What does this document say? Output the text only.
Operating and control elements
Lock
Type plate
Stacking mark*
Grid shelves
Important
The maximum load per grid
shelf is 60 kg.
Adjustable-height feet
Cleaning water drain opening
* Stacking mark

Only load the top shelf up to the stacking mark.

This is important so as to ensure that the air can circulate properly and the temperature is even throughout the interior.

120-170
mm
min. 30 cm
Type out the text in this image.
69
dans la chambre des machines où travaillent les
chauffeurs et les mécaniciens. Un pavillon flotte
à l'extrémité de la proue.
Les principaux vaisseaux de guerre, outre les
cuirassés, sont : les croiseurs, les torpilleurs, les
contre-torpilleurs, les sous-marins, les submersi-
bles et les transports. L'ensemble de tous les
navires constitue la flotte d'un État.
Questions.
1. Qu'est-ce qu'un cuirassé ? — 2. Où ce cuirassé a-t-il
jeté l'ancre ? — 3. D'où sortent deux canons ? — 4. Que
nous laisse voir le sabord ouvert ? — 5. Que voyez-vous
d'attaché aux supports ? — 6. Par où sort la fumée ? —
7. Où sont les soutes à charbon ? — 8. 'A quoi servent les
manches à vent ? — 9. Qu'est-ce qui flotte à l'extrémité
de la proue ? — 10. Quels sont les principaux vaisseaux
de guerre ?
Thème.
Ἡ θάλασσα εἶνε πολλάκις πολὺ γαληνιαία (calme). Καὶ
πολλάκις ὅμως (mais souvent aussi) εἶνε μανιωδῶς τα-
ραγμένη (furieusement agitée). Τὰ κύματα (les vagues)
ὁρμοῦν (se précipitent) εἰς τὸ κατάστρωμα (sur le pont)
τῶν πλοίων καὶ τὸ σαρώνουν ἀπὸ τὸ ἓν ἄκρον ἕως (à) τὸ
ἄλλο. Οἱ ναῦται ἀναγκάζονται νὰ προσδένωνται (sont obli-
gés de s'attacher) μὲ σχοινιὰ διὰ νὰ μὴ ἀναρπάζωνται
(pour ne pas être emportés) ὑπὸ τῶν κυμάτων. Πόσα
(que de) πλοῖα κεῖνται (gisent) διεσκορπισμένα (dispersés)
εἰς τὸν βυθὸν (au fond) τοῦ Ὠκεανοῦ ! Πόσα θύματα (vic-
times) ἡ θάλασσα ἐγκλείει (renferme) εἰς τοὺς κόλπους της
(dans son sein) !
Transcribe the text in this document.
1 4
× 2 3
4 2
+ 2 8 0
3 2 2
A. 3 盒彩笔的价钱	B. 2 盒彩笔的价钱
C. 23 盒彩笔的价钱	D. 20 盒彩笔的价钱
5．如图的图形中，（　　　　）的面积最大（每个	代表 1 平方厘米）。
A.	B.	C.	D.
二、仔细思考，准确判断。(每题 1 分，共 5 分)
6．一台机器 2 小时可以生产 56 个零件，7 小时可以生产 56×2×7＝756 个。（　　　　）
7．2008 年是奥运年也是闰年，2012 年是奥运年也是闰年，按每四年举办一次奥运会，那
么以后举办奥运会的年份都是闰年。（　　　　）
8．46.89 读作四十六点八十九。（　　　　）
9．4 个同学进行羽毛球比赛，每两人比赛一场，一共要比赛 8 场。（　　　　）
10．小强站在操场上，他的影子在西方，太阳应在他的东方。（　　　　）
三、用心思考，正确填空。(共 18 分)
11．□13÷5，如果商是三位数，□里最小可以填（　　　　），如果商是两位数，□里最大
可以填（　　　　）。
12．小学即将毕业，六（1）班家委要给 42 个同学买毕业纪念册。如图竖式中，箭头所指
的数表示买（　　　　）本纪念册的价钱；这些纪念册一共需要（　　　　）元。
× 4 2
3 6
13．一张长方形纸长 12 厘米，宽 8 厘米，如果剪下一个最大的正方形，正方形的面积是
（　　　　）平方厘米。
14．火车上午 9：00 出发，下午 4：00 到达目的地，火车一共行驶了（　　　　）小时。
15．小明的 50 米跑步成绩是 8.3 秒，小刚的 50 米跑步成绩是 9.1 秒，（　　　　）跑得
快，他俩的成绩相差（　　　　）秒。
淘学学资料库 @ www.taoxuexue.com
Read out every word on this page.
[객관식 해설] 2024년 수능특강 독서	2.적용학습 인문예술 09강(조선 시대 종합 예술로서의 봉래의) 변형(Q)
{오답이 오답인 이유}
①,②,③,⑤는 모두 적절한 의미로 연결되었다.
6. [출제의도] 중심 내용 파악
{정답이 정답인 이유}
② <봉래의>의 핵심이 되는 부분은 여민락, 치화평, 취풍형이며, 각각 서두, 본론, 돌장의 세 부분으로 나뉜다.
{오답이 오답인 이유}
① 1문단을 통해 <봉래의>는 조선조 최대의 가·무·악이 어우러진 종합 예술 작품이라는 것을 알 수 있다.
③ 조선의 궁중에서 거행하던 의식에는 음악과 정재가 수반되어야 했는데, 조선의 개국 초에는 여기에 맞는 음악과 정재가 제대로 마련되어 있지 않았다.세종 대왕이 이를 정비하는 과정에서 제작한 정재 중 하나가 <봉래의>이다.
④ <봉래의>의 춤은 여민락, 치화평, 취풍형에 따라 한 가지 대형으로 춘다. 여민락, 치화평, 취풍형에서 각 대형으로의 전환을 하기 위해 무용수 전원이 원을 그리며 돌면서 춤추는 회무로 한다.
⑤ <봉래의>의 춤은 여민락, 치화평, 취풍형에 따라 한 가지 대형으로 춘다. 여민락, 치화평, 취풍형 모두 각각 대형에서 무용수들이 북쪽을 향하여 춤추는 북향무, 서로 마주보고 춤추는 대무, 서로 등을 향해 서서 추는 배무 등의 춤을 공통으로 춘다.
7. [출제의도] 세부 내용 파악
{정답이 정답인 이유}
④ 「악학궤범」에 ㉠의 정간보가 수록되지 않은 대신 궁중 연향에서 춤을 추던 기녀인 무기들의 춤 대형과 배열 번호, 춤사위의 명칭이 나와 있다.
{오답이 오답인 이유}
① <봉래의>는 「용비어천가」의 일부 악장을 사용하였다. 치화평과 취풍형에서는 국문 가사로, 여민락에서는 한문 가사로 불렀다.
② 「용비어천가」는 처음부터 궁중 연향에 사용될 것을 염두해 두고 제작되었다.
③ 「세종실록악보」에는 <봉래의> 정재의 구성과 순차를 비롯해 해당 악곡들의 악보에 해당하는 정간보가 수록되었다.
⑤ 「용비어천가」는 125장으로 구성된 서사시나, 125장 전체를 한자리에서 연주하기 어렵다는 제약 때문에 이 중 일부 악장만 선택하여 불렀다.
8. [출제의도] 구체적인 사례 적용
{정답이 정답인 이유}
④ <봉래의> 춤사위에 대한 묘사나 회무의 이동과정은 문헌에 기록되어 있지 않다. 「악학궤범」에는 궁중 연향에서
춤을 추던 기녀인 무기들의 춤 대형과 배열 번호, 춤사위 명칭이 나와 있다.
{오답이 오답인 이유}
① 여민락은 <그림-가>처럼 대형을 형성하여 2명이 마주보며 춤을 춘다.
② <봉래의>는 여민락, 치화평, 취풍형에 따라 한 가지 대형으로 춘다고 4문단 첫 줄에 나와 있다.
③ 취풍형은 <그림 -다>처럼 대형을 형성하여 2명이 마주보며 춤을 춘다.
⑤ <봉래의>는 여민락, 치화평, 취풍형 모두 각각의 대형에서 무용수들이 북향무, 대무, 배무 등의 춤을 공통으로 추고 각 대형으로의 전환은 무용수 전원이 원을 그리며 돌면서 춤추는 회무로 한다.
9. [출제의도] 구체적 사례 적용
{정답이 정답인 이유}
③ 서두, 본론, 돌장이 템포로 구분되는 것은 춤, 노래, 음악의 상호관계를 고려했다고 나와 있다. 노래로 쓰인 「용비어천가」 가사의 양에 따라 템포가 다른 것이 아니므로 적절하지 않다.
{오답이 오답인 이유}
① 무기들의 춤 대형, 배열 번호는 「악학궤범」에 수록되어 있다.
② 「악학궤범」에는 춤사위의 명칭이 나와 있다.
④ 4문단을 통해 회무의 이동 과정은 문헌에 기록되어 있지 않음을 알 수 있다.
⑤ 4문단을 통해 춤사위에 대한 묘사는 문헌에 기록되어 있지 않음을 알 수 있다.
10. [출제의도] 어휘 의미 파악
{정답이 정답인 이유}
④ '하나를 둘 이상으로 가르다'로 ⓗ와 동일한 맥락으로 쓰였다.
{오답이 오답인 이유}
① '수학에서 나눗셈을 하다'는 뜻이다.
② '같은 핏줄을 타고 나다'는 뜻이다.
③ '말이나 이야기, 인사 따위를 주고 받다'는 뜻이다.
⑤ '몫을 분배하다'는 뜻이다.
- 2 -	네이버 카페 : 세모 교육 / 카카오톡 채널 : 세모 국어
■ ■ ■
> _Job_
How many lines of the listing above include the word "Type"? Reply with the number alone.

> _Reply to the exercise_
2